**WORK TO BE COMPLETED:** In the material below, find all lines with the string "kind" and copy them.

***

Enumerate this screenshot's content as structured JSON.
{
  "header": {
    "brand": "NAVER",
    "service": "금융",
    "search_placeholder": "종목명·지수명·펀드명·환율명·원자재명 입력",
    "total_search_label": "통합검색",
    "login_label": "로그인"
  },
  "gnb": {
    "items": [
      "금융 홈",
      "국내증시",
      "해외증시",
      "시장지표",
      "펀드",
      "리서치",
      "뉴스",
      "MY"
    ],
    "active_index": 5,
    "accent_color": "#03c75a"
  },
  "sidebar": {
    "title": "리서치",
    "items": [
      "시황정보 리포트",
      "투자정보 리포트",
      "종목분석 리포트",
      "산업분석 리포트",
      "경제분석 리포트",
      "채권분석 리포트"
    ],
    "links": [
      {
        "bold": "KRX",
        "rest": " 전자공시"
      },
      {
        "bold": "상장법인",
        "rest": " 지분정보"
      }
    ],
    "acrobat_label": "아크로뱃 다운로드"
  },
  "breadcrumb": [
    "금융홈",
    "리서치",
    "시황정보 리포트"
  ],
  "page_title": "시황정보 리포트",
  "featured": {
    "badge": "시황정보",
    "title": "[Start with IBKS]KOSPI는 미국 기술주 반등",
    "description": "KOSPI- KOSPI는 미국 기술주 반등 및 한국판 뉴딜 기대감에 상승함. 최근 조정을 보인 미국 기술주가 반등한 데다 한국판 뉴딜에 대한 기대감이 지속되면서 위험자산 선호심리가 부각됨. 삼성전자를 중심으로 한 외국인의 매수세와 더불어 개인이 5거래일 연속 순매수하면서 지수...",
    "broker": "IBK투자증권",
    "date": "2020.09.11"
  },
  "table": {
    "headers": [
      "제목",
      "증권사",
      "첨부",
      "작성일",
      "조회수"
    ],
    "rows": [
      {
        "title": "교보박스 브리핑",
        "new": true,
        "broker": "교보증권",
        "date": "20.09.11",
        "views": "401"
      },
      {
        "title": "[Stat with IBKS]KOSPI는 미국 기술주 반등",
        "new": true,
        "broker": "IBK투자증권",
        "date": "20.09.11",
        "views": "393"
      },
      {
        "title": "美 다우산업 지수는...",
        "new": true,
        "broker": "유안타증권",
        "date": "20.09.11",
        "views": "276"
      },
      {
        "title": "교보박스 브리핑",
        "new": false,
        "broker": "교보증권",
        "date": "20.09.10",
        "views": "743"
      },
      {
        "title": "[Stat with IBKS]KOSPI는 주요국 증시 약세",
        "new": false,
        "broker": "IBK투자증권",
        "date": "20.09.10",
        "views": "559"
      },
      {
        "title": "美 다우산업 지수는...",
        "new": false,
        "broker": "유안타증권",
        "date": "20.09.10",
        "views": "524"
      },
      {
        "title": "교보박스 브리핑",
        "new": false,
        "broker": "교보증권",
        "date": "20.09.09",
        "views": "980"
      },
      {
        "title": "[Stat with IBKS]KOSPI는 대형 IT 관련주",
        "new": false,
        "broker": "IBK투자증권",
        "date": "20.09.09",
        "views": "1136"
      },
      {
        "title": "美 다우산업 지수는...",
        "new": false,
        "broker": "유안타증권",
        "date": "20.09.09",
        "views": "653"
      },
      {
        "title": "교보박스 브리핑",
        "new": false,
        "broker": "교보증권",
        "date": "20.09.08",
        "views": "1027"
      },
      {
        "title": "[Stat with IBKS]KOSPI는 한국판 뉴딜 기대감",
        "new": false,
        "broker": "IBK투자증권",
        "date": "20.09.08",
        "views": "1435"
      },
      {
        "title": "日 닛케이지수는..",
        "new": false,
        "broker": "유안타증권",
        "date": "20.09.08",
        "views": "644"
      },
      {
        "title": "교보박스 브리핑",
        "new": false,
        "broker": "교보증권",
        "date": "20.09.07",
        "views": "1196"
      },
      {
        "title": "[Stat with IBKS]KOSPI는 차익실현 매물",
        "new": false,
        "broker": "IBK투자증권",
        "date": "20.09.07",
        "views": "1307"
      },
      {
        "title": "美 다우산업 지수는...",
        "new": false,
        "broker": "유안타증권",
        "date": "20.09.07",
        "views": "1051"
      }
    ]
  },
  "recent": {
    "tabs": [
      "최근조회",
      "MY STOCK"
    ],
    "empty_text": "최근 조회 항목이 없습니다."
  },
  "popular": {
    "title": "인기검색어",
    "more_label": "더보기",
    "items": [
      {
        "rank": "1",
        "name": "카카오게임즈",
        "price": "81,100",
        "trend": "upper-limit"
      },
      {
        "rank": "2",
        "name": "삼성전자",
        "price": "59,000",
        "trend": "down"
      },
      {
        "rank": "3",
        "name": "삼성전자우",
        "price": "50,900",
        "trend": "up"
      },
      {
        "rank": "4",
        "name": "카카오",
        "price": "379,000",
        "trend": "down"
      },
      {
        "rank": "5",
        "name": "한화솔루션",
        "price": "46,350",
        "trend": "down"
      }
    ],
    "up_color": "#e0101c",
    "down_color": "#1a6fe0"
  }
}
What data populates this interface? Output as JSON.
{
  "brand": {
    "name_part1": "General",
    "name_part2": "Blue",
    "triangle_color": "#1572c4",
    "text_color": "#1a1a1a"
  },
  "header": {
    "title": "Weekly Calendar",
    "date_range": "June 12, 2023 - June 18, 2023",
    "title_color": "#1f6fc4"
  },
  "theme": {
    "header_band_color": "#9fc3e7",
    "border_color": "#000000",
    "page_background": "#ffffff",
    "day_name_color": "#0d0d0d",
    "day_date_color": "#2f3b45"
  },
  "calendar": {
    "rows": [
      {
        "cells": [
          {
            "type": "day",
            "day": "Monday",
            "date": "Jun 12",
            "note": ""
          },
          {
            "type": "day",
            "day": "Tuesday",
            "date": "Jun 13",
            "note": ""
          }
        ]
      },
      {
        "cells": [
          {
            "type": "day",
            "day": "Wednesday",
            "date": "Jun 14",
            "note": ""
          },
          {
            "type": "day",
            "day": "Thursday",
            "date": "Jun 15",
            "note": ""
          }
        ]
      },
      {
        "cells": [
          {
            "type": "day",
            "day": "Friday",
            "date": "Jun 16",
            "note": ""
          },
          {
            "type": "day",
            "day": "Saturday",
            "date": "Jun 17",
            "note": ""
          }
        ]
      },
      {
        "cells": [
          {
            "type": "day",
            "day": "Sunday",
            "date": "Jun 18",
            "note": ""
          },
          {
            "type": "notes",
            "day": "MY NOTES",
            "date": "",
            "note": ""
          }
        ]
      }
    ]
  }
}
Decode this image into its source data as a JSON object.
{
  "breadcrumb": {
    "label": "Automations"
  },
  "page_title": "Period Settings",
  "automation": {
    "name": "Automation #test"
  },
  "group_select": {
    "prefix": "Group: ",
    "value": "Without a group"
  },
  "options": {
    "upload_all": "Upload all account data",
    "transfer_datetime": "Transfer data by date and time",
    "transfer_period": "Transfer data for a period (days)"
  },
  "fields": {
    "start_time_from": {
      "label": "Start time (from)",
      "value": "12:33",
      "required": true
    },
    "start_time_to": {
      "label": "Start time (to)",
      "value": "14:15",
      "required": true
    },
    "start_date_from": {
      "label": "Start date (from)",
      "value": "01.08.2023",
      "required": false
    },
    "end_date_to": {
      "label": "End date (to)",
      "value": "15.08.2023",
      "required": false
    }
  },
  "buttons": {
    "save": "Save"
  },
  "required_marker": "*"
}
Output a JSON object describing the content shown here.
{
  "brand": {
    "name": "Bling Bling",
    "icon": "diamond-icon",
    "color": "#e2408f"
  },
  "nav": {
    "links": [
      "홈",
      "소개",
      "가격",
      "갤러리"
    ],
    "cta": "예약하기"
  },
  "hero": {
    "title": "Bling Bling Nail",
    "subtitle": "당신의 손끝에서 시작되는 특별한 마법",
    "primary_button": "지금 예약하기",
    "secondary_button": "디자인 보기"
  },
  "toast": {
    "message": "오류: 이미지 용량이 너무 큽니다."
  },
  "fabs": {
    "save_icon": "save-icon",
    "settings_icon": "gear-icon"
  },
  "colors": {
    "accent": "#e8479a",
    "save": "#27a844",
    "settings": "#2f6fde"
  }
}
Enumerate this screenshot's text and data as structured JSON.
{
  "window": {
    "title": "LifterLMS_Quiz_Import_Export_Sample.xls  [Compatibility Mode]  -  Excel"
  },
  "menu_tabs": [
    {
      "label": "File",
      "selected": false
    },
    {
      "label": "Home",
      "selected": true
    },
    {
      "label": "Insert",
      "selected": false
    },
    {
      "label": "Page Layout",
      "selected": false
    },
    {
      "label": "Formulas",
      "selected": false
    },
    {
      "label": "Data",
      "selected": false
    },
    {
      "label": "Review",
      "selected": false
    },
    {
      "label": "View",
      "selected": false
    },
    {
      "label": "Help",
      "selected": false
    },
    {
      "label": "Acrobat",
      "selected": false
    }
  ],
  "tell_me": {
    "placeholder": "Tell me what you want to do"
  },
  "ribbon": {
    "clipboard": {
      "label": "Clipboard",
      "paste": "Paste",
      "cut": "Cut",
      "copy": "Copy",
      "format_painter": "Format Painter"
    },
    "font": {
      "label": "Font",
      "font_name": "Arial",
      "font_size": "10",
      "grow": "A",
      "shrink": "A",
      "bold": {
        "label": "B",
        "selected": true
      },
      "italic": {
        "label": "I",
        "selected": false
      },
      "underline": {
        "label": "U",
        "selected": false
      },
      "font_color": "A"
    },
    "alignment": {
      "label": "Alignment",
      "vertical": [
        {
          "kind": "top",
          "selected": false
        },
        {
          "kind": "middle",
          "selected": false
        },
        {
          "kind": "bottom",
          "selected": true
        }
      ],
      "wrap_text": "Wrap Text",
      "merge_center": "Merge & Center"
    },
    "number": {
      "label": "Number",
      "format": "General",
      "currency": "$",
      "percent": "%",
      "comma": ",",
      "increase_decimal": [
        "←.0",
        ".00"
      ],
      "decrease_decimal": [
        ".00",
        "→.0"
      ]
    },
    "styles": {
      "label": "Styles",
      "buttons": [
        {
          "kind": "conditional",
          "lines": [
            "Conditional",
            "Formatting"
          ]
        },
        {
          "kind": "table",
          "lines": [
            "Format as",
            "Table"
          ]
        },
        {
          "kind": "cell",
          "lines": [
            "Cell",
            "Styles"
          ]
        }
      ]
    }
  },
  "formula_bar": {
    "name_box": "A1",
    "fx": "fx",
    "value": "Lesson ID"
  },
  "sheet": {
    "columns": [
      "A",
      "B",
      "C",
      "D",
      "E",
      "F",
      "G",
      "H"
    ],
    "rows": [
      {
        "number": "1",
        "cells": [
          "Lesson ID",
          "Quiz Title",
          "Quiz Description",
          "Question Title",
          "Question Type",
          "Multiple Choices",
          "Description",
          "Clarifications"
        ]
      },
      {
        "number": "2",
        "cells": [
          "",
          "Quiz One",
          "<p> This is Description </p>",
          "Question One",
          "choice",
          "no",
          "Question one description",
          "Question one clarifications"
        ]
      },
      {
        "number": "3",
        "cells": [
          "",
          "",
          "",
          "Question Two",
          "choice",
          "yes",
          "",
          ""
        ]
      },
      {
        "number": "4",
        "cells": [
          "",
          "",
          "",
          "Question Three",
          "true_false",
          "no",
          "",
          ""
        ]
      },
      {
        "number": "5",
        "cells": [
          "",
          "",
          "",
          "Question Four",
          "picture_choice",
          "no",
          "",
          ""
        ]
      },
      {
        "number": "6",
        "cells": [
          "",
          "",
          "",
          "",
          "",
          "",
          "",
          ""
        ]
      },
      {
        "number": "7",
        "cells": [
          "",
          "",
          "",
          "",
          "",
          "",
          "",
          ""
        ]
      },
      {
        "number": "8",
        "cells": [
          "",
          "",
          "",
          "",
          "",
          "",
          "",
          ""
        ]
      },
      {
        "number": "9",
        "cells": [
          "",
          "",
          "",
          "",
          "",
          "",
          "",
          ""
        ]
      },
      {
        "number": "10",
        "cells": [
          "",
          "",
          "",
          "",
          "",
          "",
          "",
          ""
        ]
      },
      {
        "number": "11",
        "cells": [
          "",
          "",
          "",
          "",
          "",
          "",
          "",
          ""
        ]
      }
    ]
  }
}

***

**FULL ANSWER:**
          "kind": "top",
          "kind": "middle",
          "kind": "bottom",
          "kind": "conditional",
          "kind": "table",
          "kind": "cell",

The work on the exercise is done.